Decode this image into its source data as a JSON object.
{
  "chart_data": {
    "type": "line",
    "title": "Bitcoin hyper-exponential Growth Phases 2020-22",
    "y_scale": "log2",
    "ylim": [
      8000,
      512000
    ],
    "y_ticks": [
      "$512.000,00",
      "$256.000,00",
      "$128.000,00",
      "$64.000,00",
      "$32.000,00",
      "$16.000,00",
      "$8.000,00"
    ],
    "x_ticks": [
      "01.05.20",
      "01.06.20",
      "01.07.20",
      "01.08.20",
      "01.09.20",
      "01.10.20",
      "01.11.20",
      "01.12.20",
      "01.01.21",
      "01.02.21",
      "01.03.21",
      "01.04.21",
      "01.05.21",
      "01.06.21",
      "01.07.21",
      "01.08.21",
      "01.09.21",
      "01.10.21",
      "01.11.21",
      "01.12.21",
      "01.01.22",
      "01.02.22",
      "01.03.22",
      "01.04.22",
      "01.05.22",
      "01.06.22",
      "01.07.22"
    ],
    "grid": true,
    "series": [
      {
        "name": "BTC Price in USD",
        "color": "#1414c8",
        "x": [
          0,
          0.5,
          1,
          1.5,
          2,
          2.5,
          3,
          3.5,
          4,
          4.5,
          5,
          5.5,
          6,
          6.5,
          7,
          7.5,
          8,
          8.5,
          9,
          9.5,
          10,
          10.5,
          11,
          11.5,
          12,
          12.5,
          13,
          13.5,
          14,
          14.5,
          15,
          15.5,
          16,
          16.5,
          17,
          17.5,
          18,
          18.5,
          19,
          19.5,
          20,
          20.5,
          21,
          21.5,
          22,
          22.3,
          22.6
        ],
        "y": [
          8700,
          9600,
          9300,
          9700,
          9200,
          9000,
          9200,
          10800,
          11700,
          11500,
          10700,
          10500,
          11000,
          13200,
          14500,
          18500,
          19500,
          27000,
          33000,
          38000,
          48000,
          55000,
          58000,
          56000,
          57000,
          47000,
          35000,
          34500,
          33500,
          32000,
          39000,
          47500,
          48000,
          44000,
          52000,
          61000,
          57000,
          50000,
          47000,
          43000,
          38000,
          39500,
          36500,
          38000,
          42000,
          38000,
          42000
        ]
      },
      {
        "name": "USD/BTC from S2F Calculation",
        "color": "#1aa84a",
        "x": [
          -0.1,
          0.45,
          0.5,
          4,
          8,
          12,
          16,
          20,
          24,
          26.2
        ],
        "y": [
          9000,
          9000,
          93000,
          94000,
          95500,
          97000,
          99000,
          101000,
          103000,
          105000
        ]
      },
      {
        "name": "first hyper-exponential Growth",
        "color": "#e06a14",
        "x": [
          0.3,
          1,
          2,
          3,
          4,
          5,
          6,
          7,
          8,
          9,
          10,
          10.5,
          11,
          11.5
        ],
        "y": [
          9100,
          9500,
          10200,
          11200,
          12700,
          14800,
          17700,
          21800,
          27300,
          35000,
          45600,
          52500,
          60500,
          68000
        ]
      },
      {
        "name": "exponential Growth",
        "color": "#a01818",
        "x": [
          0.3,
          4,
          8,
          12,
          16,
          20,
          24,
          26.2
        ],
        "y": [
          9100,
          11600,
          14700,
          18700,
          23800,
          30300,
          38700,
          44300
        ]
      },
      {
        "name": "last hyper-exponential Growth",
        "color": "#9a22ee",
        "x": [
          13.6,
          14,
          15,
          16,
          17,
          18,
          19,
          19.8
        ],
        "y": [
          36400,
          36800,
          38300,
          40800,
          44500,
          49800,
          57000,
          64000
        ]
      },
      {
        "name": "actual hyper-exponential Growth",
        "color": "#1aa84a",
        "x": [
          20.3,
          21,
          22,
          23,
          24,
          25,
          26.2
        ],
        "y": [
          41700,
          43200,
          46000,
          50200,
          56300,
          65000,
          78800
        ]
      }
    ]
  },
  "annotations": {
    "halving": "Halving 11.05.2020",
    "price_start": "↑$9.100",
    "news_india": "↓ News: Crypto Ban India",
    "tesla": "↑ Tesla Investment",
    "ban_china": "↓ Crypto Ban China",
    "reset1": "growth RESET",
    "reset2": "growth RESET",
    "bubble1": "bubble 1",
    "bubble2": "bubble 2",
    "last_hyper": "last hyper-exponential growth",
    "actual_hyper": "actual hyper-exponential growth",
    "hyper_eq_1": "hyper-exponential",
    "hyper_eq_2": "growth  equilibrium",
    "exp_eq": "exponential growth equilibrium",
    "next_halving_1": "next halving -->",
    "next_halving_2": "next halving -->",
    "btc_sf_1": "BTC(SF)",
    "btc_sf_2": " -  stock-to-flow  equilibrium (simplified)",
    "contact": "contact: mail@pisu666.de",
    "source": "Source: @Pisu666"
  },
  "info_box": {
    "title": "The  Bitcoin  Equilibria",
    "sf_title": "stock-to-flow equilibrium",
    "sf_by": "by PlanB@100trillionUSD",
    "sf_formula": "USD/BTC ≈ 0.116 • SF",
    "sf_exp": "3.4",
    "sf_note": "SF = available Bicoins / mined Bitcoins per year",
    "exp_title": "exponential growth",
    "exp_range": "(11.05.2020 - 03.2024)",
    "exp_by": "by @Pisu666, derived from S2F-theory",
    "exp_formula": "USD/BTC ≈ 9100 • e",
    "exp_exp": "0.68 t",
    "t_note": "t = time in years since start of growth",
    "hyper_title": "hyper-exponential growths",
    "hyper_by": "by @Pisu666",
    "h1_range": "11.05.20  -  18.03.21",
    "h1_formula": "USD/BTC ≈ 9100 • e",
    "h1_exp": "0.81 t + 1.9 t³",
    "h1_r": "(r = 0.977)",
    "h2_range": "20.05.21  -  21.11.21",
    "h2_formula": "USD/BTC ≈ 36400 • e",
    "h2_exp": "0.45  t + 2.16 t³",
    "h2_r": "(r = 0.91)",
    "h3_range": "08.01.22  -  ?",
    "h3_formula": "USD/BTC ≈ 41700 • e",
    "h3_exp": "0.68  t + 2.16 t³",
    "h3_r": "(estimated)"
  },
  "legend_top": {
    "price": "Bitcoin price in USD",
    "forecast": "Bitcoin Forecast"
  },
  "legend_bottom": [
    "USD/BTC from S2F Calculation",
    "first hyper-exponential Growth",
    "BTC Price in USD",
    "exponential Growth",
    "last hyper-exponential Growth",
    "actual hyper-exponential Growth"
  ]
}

[Given instruction] Make an exact copy of the material above.

[Exercise solution]
Decode this image into its source data as a JSON object.
{
  "chart_data": {
    "type": "line",
    "title": "Bitcoin hyper-exponential Growth Phases 2020-22",
    "y_scale": "log2",
    "ylim": [
      8000,
      512000
    ],
    "y_ticks": [
      "$512.000,00",
      "$256.000,00",
      "$128.000,00",
      "$64.000,00",
      "$32.000,00",
      "$16.000,00",
      "$8.000,00"
    ],
    "x_ticks": [
      "01.05.20",
      "01.06.20",
      "01.07.20",
      "01.08.20",
      "01.09.20",
      "01.10.20",
      "01.11.20",
      "01.12.20",
      "01.01.21",
      "01.02.21",
      "01.03.21",
      "01.04.21",
      "01.05.21",
      "01.06.21",
      "01.07.21",
      "01.08.21",
      "01.09.21",
      "01.10.21",
      "01.11.21",
      "01.12.21",
      "01.01.22",
      "01.02.22",
      "01.03.22",
      "01.04.22",
      "01.05.22",
      "01.06.22",
      "01.07.22"
    ],
    "grid": true,
    "series": [
      {
        "name": "BTC Price in USD",
        "color": "#1414c8",
        "x": [
          0,
          0.5,
          1,
          1.5,
          2,
          2.5,
          3,
          3.5,
          4,
          4.5,
          5,
          5.5,
          6,
          6.5,
          7,
          7.5,
          8,
          8.5,
          9,
          9.5,
          10,
          10.5,
          11,
          11.5,
          12,
          12.5,
          13,
          13.5,
          14,
          14.5,
          15,
          15.5,
          16,
          16.5,
          17,
          17.5,
          18,
          18.5,
          19,
          19.5,
          20,
          20.5,
          21,
          21.5,
          22,
          22.3,
          22.6
        ],
        "y": [
          8700,
          9600,
          9300,
          9700,
          9200,
          9000,
          9200,
          10800,
          11700,
          11500,
          10700,
          10500,
          11000,
          13200,
          14500,
          18500,
          19500,
          27000,
          33000,
          38000,
          48000,
          55000,
          58000,
          56000,
          57000,
          47000,
          35000,
          34500,
          33500,
          32000,
          39000,
          47500,
          48000,
          44000,
          52000,
          61000,
          57000,
          50000,
          47000,
          43000,
          38000,
          39500,
          36500,
          38000,
          42000,
          38000,
          42000
        ]
      },
      {
        "name": "USD/BTC from S2F Calculation",
        "color": "#1aa84a",
        "x": [
          -0.1,
          0.45,
          0.5,
          4,
          8,
          12,
          16,
          20,
          24,
          26.2
        ],
        "y": [
          9000,
          9000,
          93000,
          94000,
          95500,
          97000,
          99000,
          101000,
          103000,
          105000
        ]
      },
      {
        "name": "first hyper-exponential Growth",
        "color": "#e06a14",
        "x": [
          0.3,
          1,
          2,
          3,
          4,
          5,
          6,
          7,
          8,
          9,
          10,
          10.5,
          11,
          11.5
        ],
        "y": [
          9100,
          9500,
          10200,
          11200,
          12700,
          14800,
          17700,
          21800,
          27300,
          35000,
          45600,
          52500,
          60500,
          68000
        ]
      },
      {
        "name": "exponential Growth",
        "color": "#a01818",
        "x": [
          0.3,
          4,
          8,
          12,
          16,
          20,
          24,
          26.2
        ],
        "y": [
          9100,
          11600,
          14700,
          18700,
          23800,
          30300,
          38700,
          44300
        ]
      },
      {
        "name": "last hyper-exponential Growth",
        "color": "#9a22ee",
        "x": [
          13.6,
          14,
          15,
          16,
          17,
          18,
          19,
          19.8
        ],
        "y": [
          36400,
          36800,
          38300,
          40800,
          44500,
          49800,
          57000,
          64000
        ]
      },
      {
        "name": "actual hyper-exponential Growth",
        "color": "#1aa84a",
        "x": [
          20.3,
          21,
          22,
          23,
          24,
          25,
          26.2
        ],
        "y": [
          41700,
          43200,
          46000,
          50200,
          56300,
          65000,
          78800
        ]
      }
    ]
  },
  "annotations": {
    "halving": "Halving 11.05.2020",
    "price_start": "↑$9.100",
    "news_india": "↓ News: Crypto Ban India",
    "tesla": "↑ Tesla Investment",
    "ban_china": "↓ Crypto Ban China",
    "reset1": "growth RESET",
    "reset2": "growth RESET",
    "bubble1": "bubble 1",
    "bubble2": "bubble 2",
    "last_hyper": "last hyper-exponential growth",
    "actual_hyper": "actual hyper-exponential growth",
    "hyper_eq_1": "hyper-exponential",
    "hyper_eq_2": "growth  equilibrium",
    "exp_eq": "exponential growth equilibrium",
    "next_halving_1": "next halving -->",
    "next_halving_2": "next halving -->",
    "btc_sf_1": "BTC(SF)",
    "btc_sf_2": " -  stock-to-flow  equilibrium (simplified)",
    "contact": "contact: mail@pisu666.de",
    "source": "Source: @Pisu666"
  },
  "info_box": {
    "title": "The  Bitcoin  Equilibria",
    "sf_title": "stock-to-flow equilibrium",
    "sf_by": "by PlanB@100trillionUSD",
    "sf_formula": "USD/BTC ≈ 0.116 • SF",
    "sf_exp": "3.4",
    "sf_note": "SF = available Bicoins / mined Bitcoins per year",
    "exp_title": "exponential growth",
    "exp_range": "(11.05.2020 - 03.2024)",
    "exp_by": "by @Pisu666, derived from S2F-theory",
    "exp_formula": "USD/BTC ≈ 9100 • e",
    "exp_exp": "0.68 t",
    "t_note": "t = time in years since start of growth",
    "hyper_title": "hyper-exponential growths",
    "hyper_by": "by @Pisu666",
    "h1_range": "11.05.20  -  18.03.21",
    "h1_formula": "USD/BTC ≈ 9100 • e",
    "h1_exp": "0.81 t + 1.9 t³",
    "h1_r": "(r = 0.977)",
    "h2_range": "20.05.21  -  21.11.21",
    "h2_formula": "USD/BTC ≈ 36400 • e",
    "h2_exp": "0.45  t + 2.16 t³",
    "h2_r": "(r = 0.91)",
    "h3_range": "08.01.22  -  ?",
    "h3_formula": "USD/BTC ≈ 41700 • e",
    "h3_exp": "0.68  t + 2.16 t³",
    "h3_r": "(estimated)"
  },
  "legend_top": {
    "price": "Bitcoin price in USD",
    "forecast": "Bitcoin Forecast"
  },
  "legend_bottom": [
    "USD/BTC from S2F Calculation",
    "first hyper-exponential Growth",
    "BTC Price in USD",
    "exponential Growth",
    "last hyper-exponential Growth",
    "actual hyper-exponential Growth"
  ]
}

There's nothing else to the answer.